■ Challenge ■
Leaving out all images, write out the records that follow exactly.

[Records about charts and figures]

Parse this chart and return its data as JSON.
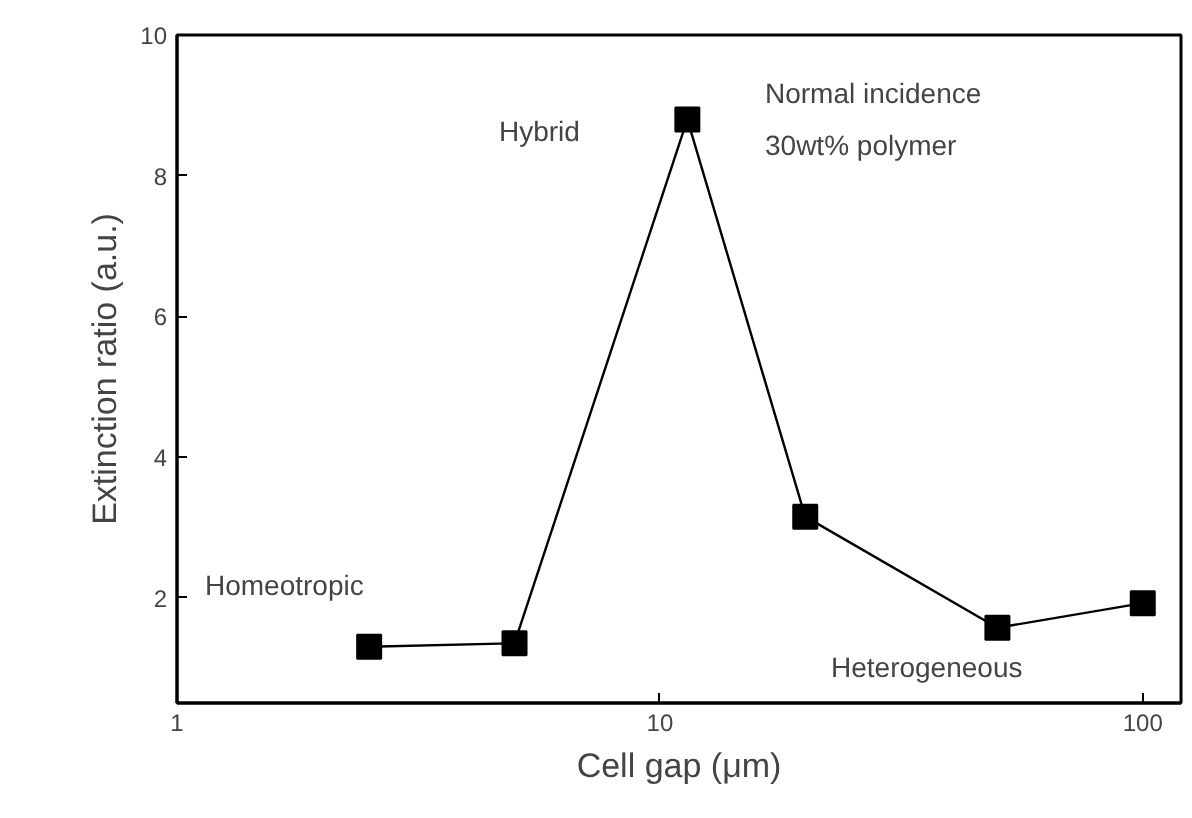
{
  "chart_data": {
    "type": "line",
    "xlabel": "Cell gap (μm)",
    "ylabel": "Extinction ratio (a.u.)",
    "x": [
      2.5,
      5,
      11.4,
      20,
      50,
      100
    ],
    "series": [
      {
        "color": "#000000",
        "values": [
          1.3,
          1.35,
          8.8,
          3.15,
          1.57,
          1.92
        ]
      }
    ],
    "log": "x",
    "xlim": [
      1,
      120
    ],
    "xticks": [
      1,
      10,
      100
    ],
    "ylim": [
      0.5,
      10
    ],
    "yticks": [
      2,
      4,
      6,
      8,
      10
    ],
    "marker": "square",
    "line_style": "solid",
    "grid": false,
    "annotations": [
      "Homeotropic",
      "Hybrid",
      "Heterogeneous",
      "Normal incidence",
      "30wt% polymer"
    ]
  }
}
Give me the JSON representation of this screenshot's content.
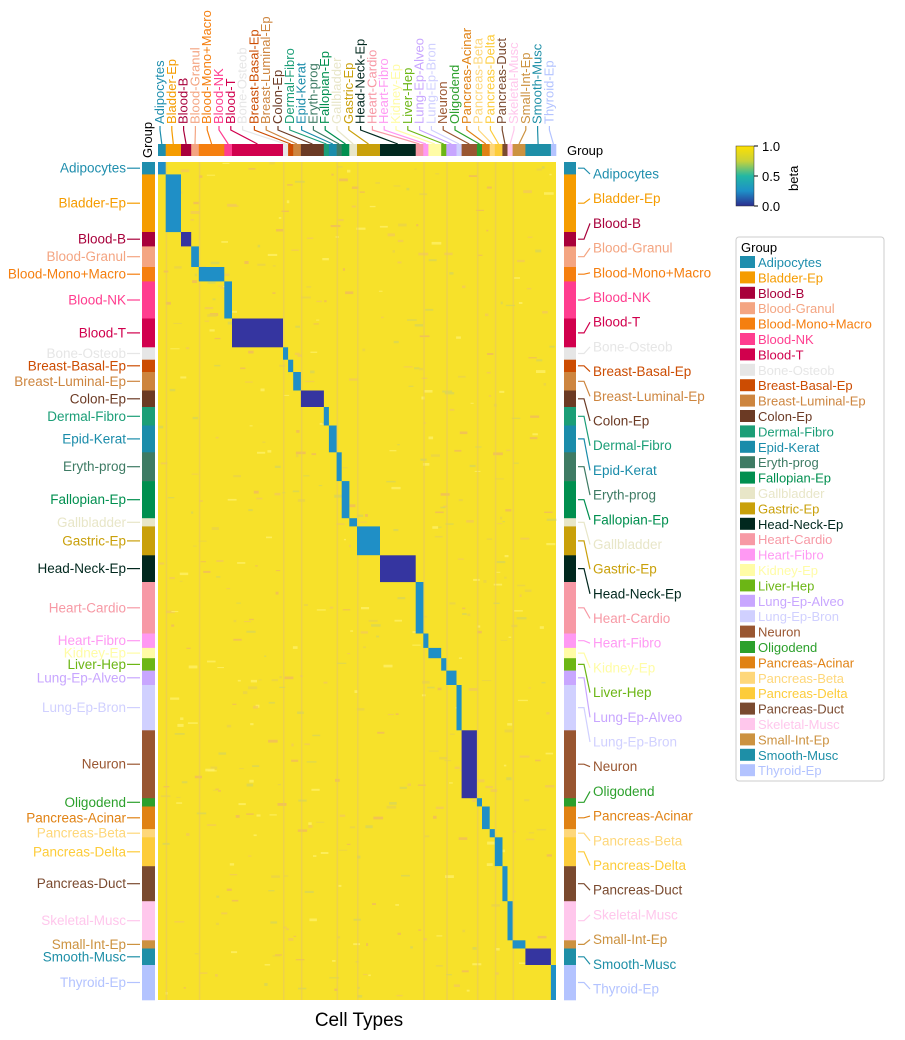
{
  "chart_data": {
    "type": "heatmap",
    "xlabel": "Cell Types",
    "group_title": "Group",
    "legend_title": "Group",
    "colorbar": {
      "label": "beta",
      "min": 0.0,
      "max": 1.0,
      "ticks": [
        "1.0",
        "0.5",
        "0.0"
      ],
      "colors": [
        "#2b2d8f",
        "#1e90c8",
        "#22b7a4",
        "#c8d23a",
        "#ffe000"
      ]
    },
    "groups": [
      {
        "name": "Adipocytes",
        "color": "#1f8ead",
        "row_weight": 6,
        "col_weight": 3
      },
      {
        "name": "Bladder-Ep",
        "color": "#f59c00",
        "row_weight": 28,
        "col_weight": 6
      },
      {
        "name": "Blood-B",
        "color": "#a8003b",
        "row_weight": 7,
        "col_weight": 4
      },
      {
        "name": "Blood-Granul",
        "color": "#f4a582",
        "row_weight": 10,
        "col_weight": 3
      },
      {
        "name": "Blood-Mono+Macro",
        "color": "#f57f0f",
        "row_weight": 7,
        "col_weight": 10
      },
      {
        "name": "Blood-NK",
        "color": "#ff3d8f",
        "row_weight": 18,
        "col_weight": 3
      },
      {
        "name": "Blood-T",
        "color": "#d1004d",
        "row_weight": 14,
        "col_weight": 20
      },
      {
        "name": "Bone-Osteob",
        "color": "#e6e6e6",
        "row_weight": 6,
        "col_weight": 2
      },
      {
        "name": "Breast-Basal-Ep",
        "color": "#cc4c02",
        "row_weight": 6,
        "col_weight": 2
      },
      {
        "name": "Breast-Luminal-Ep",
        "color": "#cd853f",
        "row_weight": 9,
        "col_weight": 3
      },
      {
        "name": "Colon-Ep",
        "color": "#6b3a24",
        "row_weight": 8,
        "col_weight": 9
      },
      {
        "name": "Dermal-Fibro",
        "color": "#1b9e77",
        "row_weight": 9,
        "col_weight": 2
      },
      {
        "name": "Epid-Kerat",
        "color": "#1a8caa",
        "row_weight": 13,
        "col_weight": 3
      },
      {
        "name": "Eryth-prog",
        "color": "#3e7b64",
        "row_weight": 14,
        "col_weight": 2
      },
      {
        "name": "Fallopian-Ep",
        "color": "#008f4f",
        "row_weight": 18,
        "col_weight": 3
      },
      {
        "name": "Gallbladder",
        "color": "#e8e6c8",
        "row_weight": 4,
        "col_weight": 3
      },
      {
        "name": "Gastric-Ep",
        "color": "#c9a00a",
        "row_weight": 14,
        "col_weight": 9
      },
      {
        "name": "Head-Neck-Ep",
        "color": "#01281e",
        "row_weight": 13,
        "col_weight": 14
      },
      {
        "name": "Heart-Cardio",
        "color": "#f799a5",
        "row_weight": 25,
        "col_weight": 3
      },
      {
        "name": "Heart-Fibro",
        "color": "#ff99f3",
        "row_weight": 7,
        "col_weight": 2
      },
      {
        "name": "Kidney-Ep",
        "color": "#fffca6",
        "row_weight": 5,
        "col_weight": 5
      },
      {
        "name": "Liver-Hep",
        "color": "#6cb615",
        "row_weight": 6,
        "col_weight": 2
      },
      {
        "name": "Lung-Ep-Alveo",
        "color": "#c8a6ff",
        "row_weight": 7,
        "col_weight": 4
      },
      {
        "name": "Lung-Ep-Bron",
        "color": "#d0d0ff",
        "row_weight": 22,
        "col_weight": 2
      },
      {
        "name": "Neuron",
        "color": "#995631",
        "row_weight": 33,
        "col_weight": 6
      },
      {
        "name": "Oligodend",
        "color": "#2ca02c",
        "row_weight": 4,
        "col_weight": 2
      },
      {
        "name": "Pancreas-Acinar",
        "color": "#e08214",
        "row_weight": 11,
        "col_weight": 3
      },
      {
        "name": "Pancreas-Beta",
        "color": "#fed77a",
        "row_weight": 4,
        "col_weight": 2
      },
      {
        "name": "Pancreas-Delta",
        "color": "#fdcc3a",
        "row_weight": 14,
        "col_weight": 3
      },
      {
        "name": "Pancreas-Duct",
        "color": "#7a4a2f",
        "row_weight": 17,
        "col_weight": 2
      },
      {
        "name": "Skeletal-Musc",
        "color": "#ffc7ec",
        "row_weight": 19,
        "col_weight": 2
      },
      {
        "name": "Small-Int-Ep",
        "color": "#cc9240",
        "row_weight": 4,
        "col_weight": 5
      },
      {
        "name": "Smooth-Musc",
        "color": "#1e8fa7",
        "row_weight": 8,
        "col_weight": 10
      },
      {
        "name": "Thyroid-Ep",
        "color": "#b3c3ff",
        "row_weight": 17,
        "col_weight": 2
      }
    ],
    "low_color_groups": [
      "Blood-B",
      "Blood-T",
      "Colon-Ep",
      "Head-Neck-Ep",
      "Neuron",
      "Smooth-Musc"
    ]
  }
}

■ Answer to the exercise ■
Parse this chart and return its data as JSON.
{
  "chart_data": {
    "type": "line",
    "xlabel": "Cell gap (μm)",
    "ylabel": "Extinction ratio (a.u.)",
    "x": [
      2.5,
      5,
      11.4,
      20,
      50,
      100
    ],
    "series": [
      {
        "color": "#000000",
        "values": [
          1.3,
          1.35,
          8.8,
          3.15,
          1.57,
          1.92
        ]
      }
    ],
    "log": "x",
    "xlim": [
      1,
      120
    ],
    "xticks": [
      1,
      10,
      100
    ],
    "ylim": [
      0.5,
      10
    ],
    "yticks": [
      2,
      4,
      6,
      8,
      10
    ],
    "marker": "square",
    "line_style": "solid",
    "grid": false,
    "annotations": [
      "Homeotropic",
      "Hybrid",
      "Heterogeneous",
      "Normal incidence",
      "30wt% polymer"
    ]
  }
}
Give me the JSON representation of this screenshot's content.
{
  "chart_data": {
    "type": "heatmap",
    "xlabel": "Cell Types",
    "group_title": "Group",
    "legend_title": "Group",
    "colorbar": {
      "label": "beta",
      "min": 0.0,
      "max": 1.0,
      "ticks": [
        "1.0",
        "0.5",
        "0.0"
      ],
      "colors": [
        "#2b2d8f",
        "#1e90c8",
        "#22b7a4",
        "#c8d23a",
        "#ffe000"
      ]
    },
    "groups": [
      {
        "name": "Adipocytes",
        "color": "#1f8ead",
        "row_weight": 6,
        "col_weight": 3
      },
      {
        "name": "Bladder-Ep",
        "color": "#f59c00",
        "row_weight": 28,
        "col_weight": 6
      },
      {
        "name": "Blood-B",
        "color": "#a8003b",
        "row_weight": 7,
        "col_weight": 4
      },
      {
        "name": "Blood-Granul",
        "color": "#f4a582",
        "row_weight": 10,
        "col_weight": 3
      },
      {
        "name": "Blood-Mono+Macro",
        "color": "#f57f0f",
        "row_weight": 7,
        "col_weight": 10
      },
      {
        "name": "Blood-NK",
        "color": "#ff3d8f",
        "row_weight": 18,
        "col_weight": 3
      },
      {
        "name": "Blood-T",
        "color": "#d1004d",
        "row_weight": 14,
        "col_weight": 20
      },
      {
        "name": "Bone-Osteob",
        "color": "#e6e6e6",
        "row_weight": 6,
        "col_weight": 2
      },
      {
        "name": "Breast-Basal-Ep",
        "color": "#cc4c02",
        "row_weight": 6,
        "col_weight": 2
      },
      {
        "name": "Breast-Luminal-Ep",
        "color": "#cd853f",
        "row_weight": 9,
        "col_weight": 3
      },
      {
        "name": "Colon-Ep",
        "color": "#6b3a24",
        "row_weight": 8,
        "col_weight": 9
      },
      {
        "name": "Dermal-Fibro",
        "color": "#1b9e77",
        "row_weight": 9,
        "col_weight": 2
      },
      {
        "name": "Epid-Kerat",
        "color": "#1a8caa",
        "row_weight": 13,
        "col_weight": 3
      },
      {
        "name": "Eryth-prog",
        "color": "#3e7b64",
        "row_weight": 14,
        "col_weight": 2
      },
      {
        "name": "Fallopian-Ep",
        "color": "#008f4f",
        "row_weight": 18,
        "col_weight": 3
      },
      {
        "name": "Gallbladder",
        "color": "#e8e6c8",
        "row_weight": 4,
        "col_weight": 3
      },
      {
        "name": "Gastric-Ep",
        "color": "#c9a00a",
        "row_weight": 14,
        "col_weight": 9
      },
      {
        "name": "Head-Neck-Ep",
        "color": "#01281e",
        "row_weight": 13,
        "col_weight": 14
      },
      {
        "name": "Heart-Cardio",
        "color": "#f799a5",
        "row_weight": 25,
        "col_weight": 3
      },
      {
        "name": "Heart-Fibro",
        "color": "#ff99f3",
        "row_weight": 7,
        "col_weight": 2
      },
      {
        "name": "Kidney-Ep",
        "color": "#fffca6",
        "row_weight": 5,
        "col_weight": 5
      },
      {
        "name": "Liver-Hep",
        "color": "#6cb615",
        "row_weight": 6,
        "col_weight": 2
      },
      {
        "name": "Lung-Ep-Alveo",
        "color": "#c8a6ff",
        "row_weight": 7,
        "col_weight": 4
      },
      {
        "name": "Lung-Ep-Bron",
        "color": "#d0d0ff",
        "row_weight": 22,
        "col_weight": 2
      },
      {
        "name": "Neuron",
        "color": "#995631",
        "row_weight": 33,
        "col_weight": 6
      },
      {
        "name": "Oligodend",
        "color": "#2ca02c",
        "row_weight": 4,
        "col_weight": 2
      },
      {
        "name": "Pancreas-Acinar",
        "color": "#e08214",
        "row_weight": 11,
        "col_weight": 3
      },
      {
        "name": "Pancreas-Beta",
        "color": "#fed77a",
        "row_weight": 4,
        "col_weight": 2
      },
      {
        "name": "Pancreas-Delta",
        "color": "#fdcc3a",
        "row_weight": 14,
        "col_weight": 3
      },
      {
        "name": "Pancreas-Duct",
        "color": "#7a4a2f",
        "row_weight": 17,
        "col_weight": 2
      },
      {
        "name": "Skeletal-Musc",
        "color": "#ffc7ec",
        "row_weight": 19,
        "col_weight": 2
      },
      {
        "name": "Small-Int-Ep",
        "color": "#cc9240",
        "row_weight": 4,
        "col_weight": 5
      },
      {
        "name": "Smooth-Musc",
        "color": "#1e8fa7",
        "row_weight": 8,
        "col_weight": 10
      },
      {
        "name": "Thyroid-Ep",
        "color": "#b3c3ff",
        "row_weight": 17,
        "col_weight": 2
      }
    ],
    "low_color_groups": [
      "Blood-B",
      "Blood-T",
      "Colon-Ep",
      "Head-Neck-Ep",
      "Neuron",
      "Smooth-Musc"
    ]
  }
}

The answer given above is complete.